══ INFORMATION PROVIDED ══

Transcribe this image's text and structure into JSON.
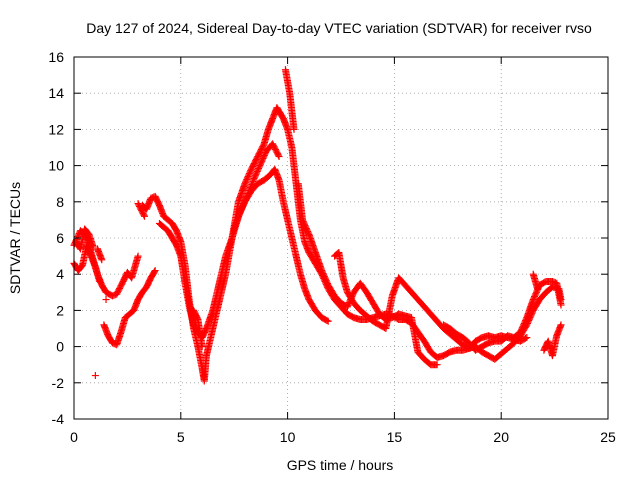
{
  "chart_data": {
    "type": "scatter",
    "title": "Day 127 of 2024, Sidereal Day-to-day VTEC variation (SDTVAR) for receiver rvso",
    "xlabel": "GPS time / hours",
    "ylabel": "SDTVAR / TECUs",
    "xlim": [
      0,
      25
    ],
    "ylim": [
      -4,
      16
    ],
    "x_ticks": [
      0,
      5,
      10,
      15,
      20,
      25
    ],
    "y_ticks": [
      -4,
      -2,
      0,
      2,
      4,
      6,
      8,
      10,
      12,
      14,
      16
    ],
    "grid": true,
    "marker": "+",
    "series_color": "#ff0000",
    "series": [
      {
        "name": "track-a",
        "points": [
          [
            0.0,
            5.6
          ],
          [
            0.3,
            6.4
          ],
          [
            0.6,
            6.0
          ],
          [
            0.9,
            4.8
          ],
          [
            1.1,
            4.0
          ],
          [
            1.3,
            3.4
          ],
          [
            1.5,
            3.0
          ],
          [
            1.8,
            2.8
          ],
          [
            2.0,
            2.9
          ],
          [
            2.3,
            3.6
          ],
          [
            2.5,
            4.1
          ],
          [
            2.7,
            3.8
          ],
          [
            3.0,
            5.0
          ],
          [
            3.2,
            7.8
          ],
          [
            3.4,
            7.6
          ],
          [
            3.6,
            8.2
          ],
          [
            3.8,
            8.3
          ],
          [
            4.0,
            7.8
          ],
          [
            4.2,
            7.2
          ],
          [
            4.4,
            7.0
          ],
          [
            4.6,
            6.8
          ],
          [
            4.8,
            6.4
          ],
          [
            5.0,
            5.8
          ],
          [
            5.2,
            4.5
          ],
          [
            5.4,
            2.5
          ],
          [
            5.6,
            1.0
          ],
          [
            5.8,
            0.0
          ],
          [
            6.0,
            -1.2
          ],
          [
            6.1,
            -1.9
          ],
          [
            6.2,
            -0.5
          ],
          [
            6.5,
            1.0
          ],
          [
            6.8,
            2.5
          ],
          [
            7.1,
            4.0
          ],
          [
            7.4,
            6.0
          ],
          [
            7.7,
            8.0
          ],
          [
            8.0,
            9.0
          ],
          [
            8.3,
            9.8
          ],
          [
            8.6,
            10.5
          ],
          [
            8.9,
            11.2
          ],
          [
            9.1,
            12.0
          ],
          [
            9.3,
            12.6
          ],
          [
            9.5,
            13.2
          ],
          [
            9.6,
            13.0
          ],
          [
            9.8,
            12.6
          ],
          [
            10.0,
            12.0
          ],
          [
            10.2,
            11.0
          ],
          [
            10.4,
            9.0
          ],
          [
            10.6,
            7.0
          ],
          [
            10.8,
            5.8
          ],
          [
            11.0,
            5.2
          ],
          [
            11.3,
            4.6
          ],
          [
            11.6,
            4.0
          ],
          [
            11.9,
            3.2
          ],
          [
            12.2,
            2.6
          ],
          [
            12.5,
            2.2
          ],
          [
            12.8,
            1.8
          ],
          [
            13.1,
            1.6
          ],
          [
            13.4,
            1.5
          ],
          [
            13.7,
            1.5
          ],
          [
            14.0,
            1.6
          ],
          [
            14.3,
            1.7
          ],
          [
            14.6,
            1.8
          ],
          [
            14.9,
            1.7
          ],
          [
            15.2,
            1.5
          ],
          [
            15.5,
            1.5
          ],
          [
            15.8,
            1.3
          ],
          [
            16.1,
            0.8
          ],
          [
            16.4,
            0.3
          ],
          [
            16.7,
            -0.3
          ],
          [
            17.0,
            -0.6
          ],
          [
            17.3,
            -0.5
          ],
          [
            17.6,
            -0.3
          ],
          [
            17.9,
            -0.2
          ],
          [
            18.2,
            -0.2
          ],
          [
            18.5,
            -0.1
          ],
          [
            18.8,
            0.0
          ],
          [
            19.1,
            -0.3
          ],
          [
            19.4,
            -0.5
          ],
          [
            19.7,
            -0.7
          ],
          [
            20.0,
            -0.4
          ],
          [
            20.3,
            -0.1
          ],
          [
            20.6,
            0.2
          ],
          [
            20.9,
            0.6
          ],
          [
            21.2,
            1.2
          ],
          [
            21.5,
            2.0
          ],
          [
            21.8,
            2.6
          ],
          [
            22.1,
            3.0
          ],
          [
            22.4,
            3.3
          ],
          [
            22.7,
            3.2
          ],
          [
            22.8,
            2.6
          ]
        ]
      },
      {
        "name": "track-b",
        "points": [
          [
            0.0,
            4.6
          ],
          [
            0.2,
            4.2
          ],
          [
            0.4,
            4.5
          ],
          [
            0.6,
            5.6
          ],
          [
            0.8,
            5.0
          ],
          [
            1.0,
            4.4
          ],
          [
            1.2,
            3.6
          ],
          [
            1.4,
            1.2
          ],
          [
            1.6,
            0.6
          ],
          [
            1.8,
            0.2
          ],
          [
            2.0,
            0.1
          ],
          [
            2.2,
            0.8
          ],
          [
            2.4,
            1.6
          ],
          [
            2.6,
            1.8
          ],
          [
            2.8,
            2.0
          ],
          [
            3.0,
            2.6
          ],
          [
            3.2,
            3.0
          ],
          [
            3.4,
            3.3
          ],
          [
            3.6,
            3.8
          ],
          [
            3.8,
            4.2
          ],
          [
            4.0,
            6.8
          ],
          [
            4.2,
            6.6
          ],
          [
            4.4,
            6.4
          ],
          [
            4.6,
            6.0
          ],
          [
            4.8,
            5.6
          ],
          [
            5.0,
            5.0
          ],
          [
            5.2,
            3.5
          ],
          [
            5.4,
            2.2
          ],
          [
            5.6,
            1.2
          ],
          [
            5.8,
            0.8
          ],
          [
            6.0,
            0.5
          ],
          [
            6.2,
            1.0
          ],
          [
            6.5,
            2.0
          ],
          [
            6.8,
            3.5
          ],
          [
            7.1,
            5.0
          ],
          [
            7.4,
            6.0
          ],
          [
            7.7,
            7.2
          ],
          [
            8.0,
            8.0
          ],
          [
            8.3,
            8.6
          ],
          [
            8.6,
            9.0
          ],
          [
            8.9,
            9.2
          ],
          [
            9.2,
            9.5
          ],
          [
            9.4,
            9.8
          ],
          [
            9.6,
            9.2
          ],
          [
            9.8,
            8.0
          ],
          [
            10.0,
            7.0
          ],
          [
            10.2,
            6.0
          ],
          [
            10.4,
            5.0
          ],
          [
            10.6,
            4.0
          ],
          [
            10.8,
            3.2
          ],
          [
            11.0,
            2.6
          ],
          [
            11.3,
            2.0
          ],
          [
            11.6,
            1.6
          ],
          [
            11.9,
            1.4
          ],
          [
            12.2,
            5.0
          ],
          [
            12.4,
            5.2
          ],
          [
            12.6,
            3.8
          ],
          [
            12.8,
            3.0
          ],
          [
            13.1,
            2.4
          ],
          [
            13.4,
            2.0
          ],
          [
            13.7,
            1.7
          ],
          [
            14.0,
            1.4
          ],
          [
            14.3,
            1.2
          ],
          [
            14.6,
            1.0
          ],
          [
            14.9,
            2.8
          ],
          [
            15.2,
            3.8
          ],
          [
            15.5,
            3.4
          ],
          [
            15.8,
            3.0
          ],
          [
            16.1,
            2.6
          ],
          [
            16.4,
            2.2
          ],
          [
            16.7,
            1.8
          ],
          [
            17.0,
            1.4
          ],
          [
            17.3,
            1.0
          ],
          [
            17.6,
            0.7
          ],
          [
            17.9,
            0.4
          ],
          [
            18.2,
            0.1
          ],
          [
            18.5,
            -0.1
          ],
          [
            18.8,
            0.3
          ],
          [
            19.1,
            0.5
          ],
          [
            19.4,
            0.6
          ],
          [
            19.7,
            0.5
          ],
          [
            20.0,
            0.6
          ],
          [
            20.3,
            0.5
          ],
          [
            20.6,
            0.4
          ],
          [
            20.9,
            0.3
          ],
          [
            21.2,
            0.5
          ],
          [
            21.5,
            4.0
          ],
          [
            21.7,
            3.2
          ],
          [
            22.0,
            -0.2
          ],
          [
            22.2,
            0.3
          ],
          [
            22.4,
            -0.5
          ],
          [
            22.6,
            0.6
          ],
          [
            22.8,
            1.2
          ]
        ]
      },
      {
        "name": "track-c",
        "points": [
          [
            0.1,
            5.8
          ],
          [
            0.3,
            5.4
          ],
          [
            0.5,
            6.5
          ],
          [
            0.7,
            6.2
          ],
          [
            0.9,
            5.5
          ],
          [
            1.0,
            -1.6
          ],
          [
            1.1,
            5.4
          ],
          [
            1.3,
            4.8
          ],
          [
            1.5,
            2.6
          ],
          [
            3.0,
            7.9
          ],
          [
            3.3,
            7.2
          ],
          [
            5.6,
            2.0
          ],
          [
            5.8,
            1.5
          ],
          [
            6.0,
            0.0
          ],
          [
            7.5,
            6.5
          ],
          [
            7.8,
            7.5
          ],
          [
            8.1,
            8.3
          ],
          [
            8.4,
            9.2
          ],
          [
            8.7,
            10.0
          ],
          [
            9.0,
            10.8
          ],
          [
            9.3,
            11.2
          ],
          [
            9.6,
            10.5
          ],
          [
            9.9,
            15.3
          ],
          [
            10.1,
            14.0
          ],
          [
            10.3,
            12.0
          ],
          [
            10.5,
            9.0
          ],
          [
            10.7,
            7.0
          ],
          [
            11.0,
            6.2
          ],
          [
            11.3,
            5.2
          ],
          [
            11.6,
            4.2
          ],
          [
            11.9,
            3.4
          ],
          [
            12.2,
            2.8
          ],
          [
            12.5,
            2.4
          ],
          [
            12.8,
            2.2
          ],
          [
            13.1,
            3.0
          ],
          [
            13.4,
            3.5
          ],
          [
            13.7,
            3.0
          ],
          [
            14.0,
            2.4
          ],
          [
            14.3,
            1.8
          ],
          [
            14.6,
            1.5
          ],
          [
            14.9,
            1.6
          ],
          [
            15.2,
            1.8
          ],
          [
            15.5,
            1.7
          ],
          [
            15.8,
            1.6
          ],
          [
            16.1,
            -0.3
          ],
          [
            16.4,
            -0.7
          ],
          [
            16.7,
            -1.0
          ],
          [
            17.0,
            -1.0
          ],
          [
            17.3,
            1.2
          ],
          [
            17.6,
            1.0
          ],
          [
            17.9,
            0.7
          ],
          [
            18.2,
            0.5
          ],
          [
            18.5,
            0.2
          ],
          [
            18.8,
            -0.2
          ],
          [
            19.1,
            0.0
          ],
          [
            19.4,
            0.2
          ],
          [
            19.7,
            0.3
          ],
          [
            20.0,
            0.3
          ],
          [
            20.3,
            0.6
          ],
          [
            20.6,
            0.5
          ],
          [
            20.9,
            0.8
          ],
          [
            21.2,
            1.6
          ],
          [
            21.5,
            2.6
          ],
          [
            21.8,
            3.4
          ],
          [
            22.1,
            3.6
          ],
          [
            22.4,
            3.6
          ],
          [
            22.6,
            3.5
          ],
          [
            22.8,
            2.3
          ]
        ]
      }
    ]
  }
}
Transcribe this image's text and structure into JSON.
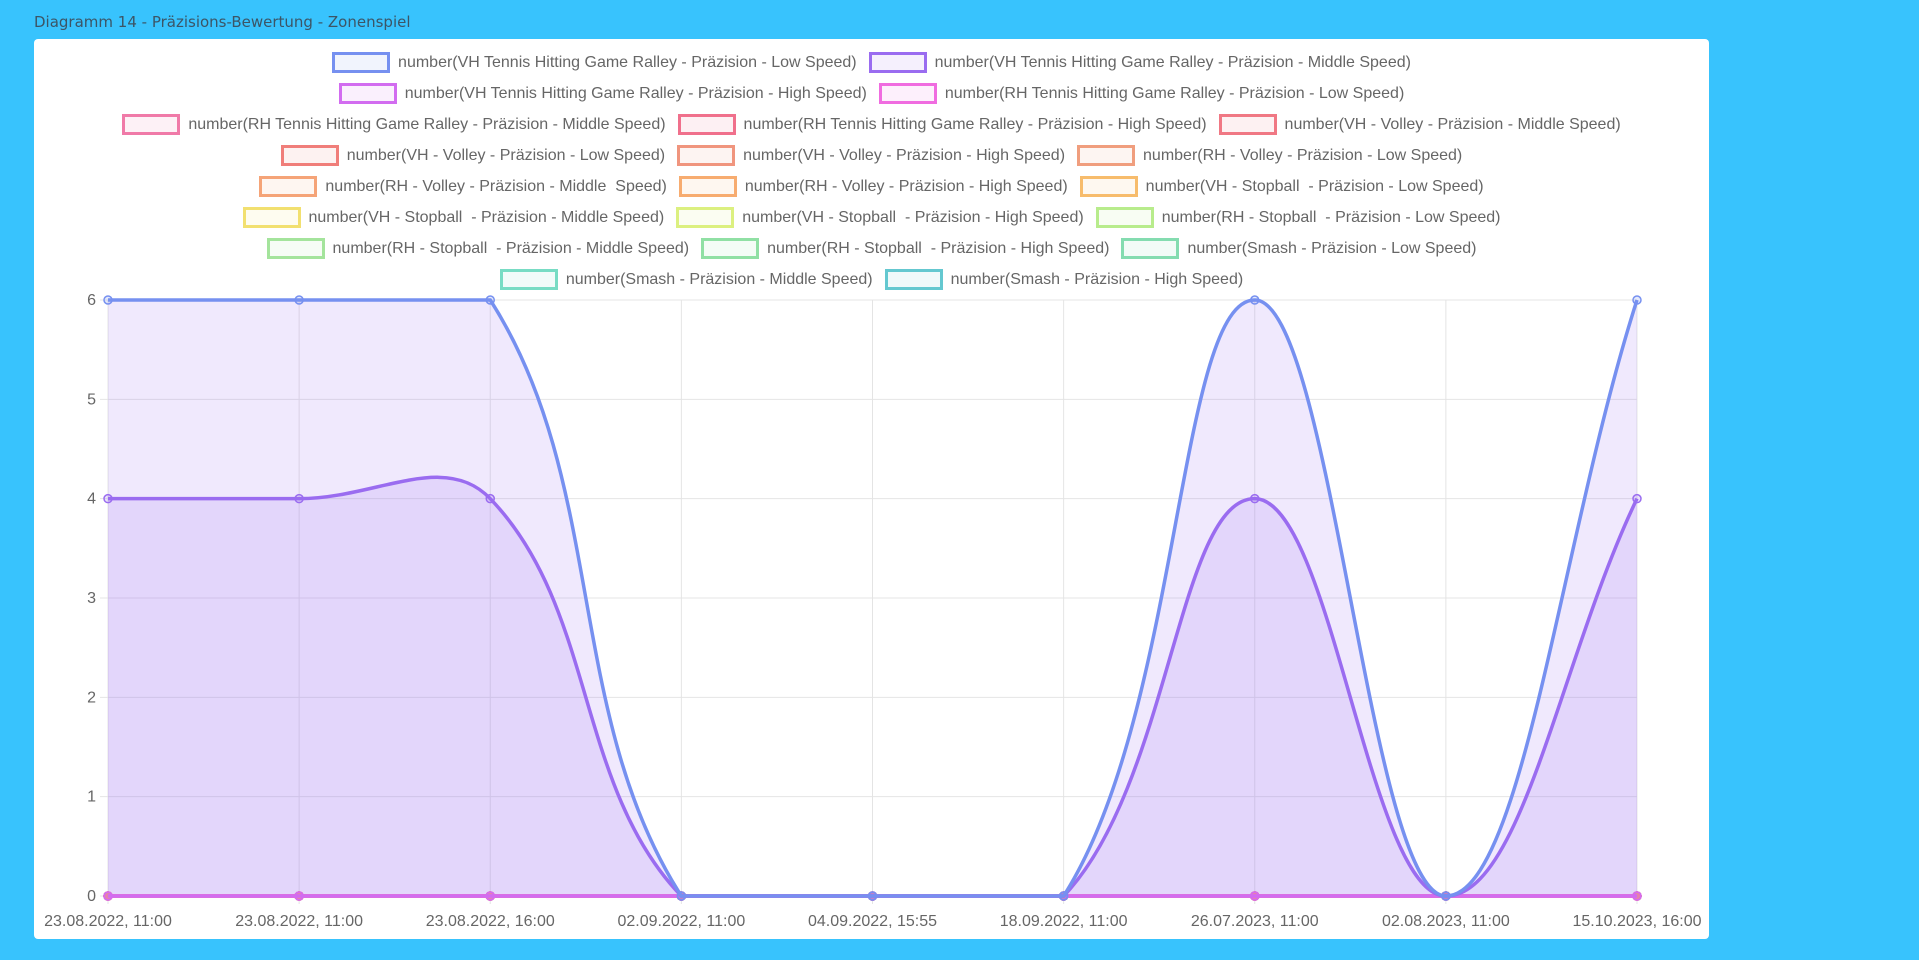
{
  "title": "Diagramm 14 - Präzisions-Bewertung - Zonenspiel",
  "chart_data": {
    "type": "line",
    "title": "Diagramm 14 - Präzisions-Bewertung - Zonenspiel",
    "categories": [
      "23.08.2022, 11:00",
      "23.08.2022, 11:00",
      "23.08.2022, 16:00",
      "02.09.2022, 11:00",
      "04.09.2022, 15:55",
      "18.09.2022, 11:00",
      "26.07.2023, 11:00",
      "02.08.2023, 11:00",
      "15.10.2023, 16:00"
    ],
    "ylim": [
      0,
      6
    ],
    "yticks": [
      "0",
      "1",
      "2",
      "3",
      "4",
      "5",
      "6"
    ],
    "grid": true,
    "legend_position": "top",
    "series": [
      {
        "name": "number(VH Tennis Hitting Game Ralley - Präzision - Low Speed)",
        "color": "#7690f0",
        "values": [
          6,
          6,
          6,
          0,
          0,
          0,
          6,
          0,
          6
        ]
      },
      {
        "name": "number(VH Tennis Hitting Game Ralley - Präzision - Middle Speed)",
        "color": "#9a6cf0",
        "values": [
          4,
          4,
          4,
          0,
          0,
          0,
          4,
          0,
          4
        ]
      },
      {
        "name": "number(VH Tennis Hitting Game Ralley - Präzision - High Speed)",
        "color": "#d26cf0",
        "values": [
          0,
          0,
          0,
          0,
          0,
          0,
          0,
          0,
          0
        ]
      },
      {
        "name": "number(RH Tennis Hitting Game Ralley - Präzision - Low Speed)",
        "color": "#f06ce0",
        "values": [
          0,
          0,
          0,
          0,
          0,
          0,
          0,
          0,
          0
        ]
      },
      {
        "name": "number(RH Tennis Hitting Game Ralley - Präzision - Middle Speed)",
        "color": "#f07aa8",
        "values": [
          0,
          0,
          0,
          0,
          0,
          0,
          0,
          0,
          0
        ]
      },
      {
        "name": "number(RH Tennis Hitting Game Ralley - Präzision - High Speed)",
        "color": "#f0708c",
        "values": [
          0,
          0,
          0,
          0,
          0,
          0,
          0,
          0,
          0
        ]
      },
      {
        "name": "number(VH - Volley - Präzision - Middle Speed)",
        "color": "#f07884",
        "values": [
          0,
          0,
          0,
          0,
          0,
          0,
          0,
          0,
          0
        ]
      },
      {
        "name": "number(VH - Volley - Präzision - Low Speed)",
        "color": "#f07e7a",
        "values": [
          0,
          0,
          0,
          0,
          0,
          0,
          0,
          0,
          0
        ]
      },
      {
        "name": "number(VH - Volley - Präzision - High Speed)",
        "color": "#f0957e",
        "values": [
          0,
          0,
          0,
          0,
          0,
          0,
          0,
          0,
          0
        ]
      },
      {
        "name": "number(RH - Volley - Präzision - Low Speed)",
        "color": "#f09e7e",
        "values": [
          0,
          0,
          0,
          0,
          0,
          0,
          0,
          0,
          0
        ]
      },
      {
        "name": "number(RH - Volley - Präzision - Middle  Speed)",
        "color": "#f5a478",
        "values": [
          0,
          0,
          0,
          0,
          0,
          0,
          0,
          0,
          0
        ]
      },
      {
        "name": "number(RH - Volley - Präzision - High Speed)",
        "color": "#f7ac70",
        "values": [
          0,
          0,
          0,
          0,
          0,
          0,
          0,
          0,
          0
        ]
      },
      {
        "name": "number(VH - Stopball  - Präzision - Low Speed)",
        "color": "#f7bc6c",
        "values": [
          0,
          0,
          0,
          0,
          0,
          0,
          0,
          0,
          0
        ]
      },
      {
        "name": "number(VH - Stopball  - Präzision - Middle Speed)",
        "color": "#f2e070",
        "values": [
          0,
          0,
          0,
          0,
          0,
          0,
          0,
          0,
          0
        ]
      },
      {
        "name": "number(VH - Stopball  - Präzision - High Speed)",
        "color": "#dcf080",
        "values": [
          0,
          0,
          0,
          0,
          0,
          0,
          0,
          0,
          0
        ]
      },
      {
        "name": "number(RH - Stopball  - Präzision - Low Speed)",
        "color": "#b8ec8c",
        "values": [
          0,
          0,
          0,
          0,
          0,
          0,
          0,
          0,
          0
        ]
      },
      {
        "name": "number(RH - Stopball  - Präzision - Middle Speed)",
        "color": "#a4e49c",
        "values": [
          0,
          0,
          0,
          0,
          0,
          0,
          0,
          0,
          0
        ]
      },
      {
        "name": "number(RH - Stopball  - Präzision - High Speed)",
        "color": "#90e0a4",
        "values": [
          0,
          0,
          0,
          0,
          0,
          0,
          0,
          0,
          0
        ]
      },
      {
        "name": "number(Smash - Präzision - Low Speed)",
        "color": "#84dcb0",
        "values": [
          0,
          0,
          0,
          0,
          0,
          0,
          0,
          0,
          0
        ]
      },
      {
        "name": "number(Smash - Präzision - Middle Speed)",
        "color": "#78dcc4",
        "values": [
          0,
          0,
          0,
          0,
          0,
          0,
          0,
          0,
          0
        ]
      },
      {
        "name": "number(Smash - Präzision - High Speed)",
        "color": "#64c8d0",
        "values": [
          0,
          0,
          0,
          0,
          0,
          0,
          0,
          0,
          0
        ]
      }
    ]
  }
}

═══

→ **GOAL**
Give every line of the material that includes the string "SDTVAR".

→ **WRITTEN RESPONSE**
    "title": "Day 127 of 2024, Sidereal Day-to-day VTEC variation (SDTVAR) for receiver rvso",
    "ylabel": "SDTVAR / TECUs",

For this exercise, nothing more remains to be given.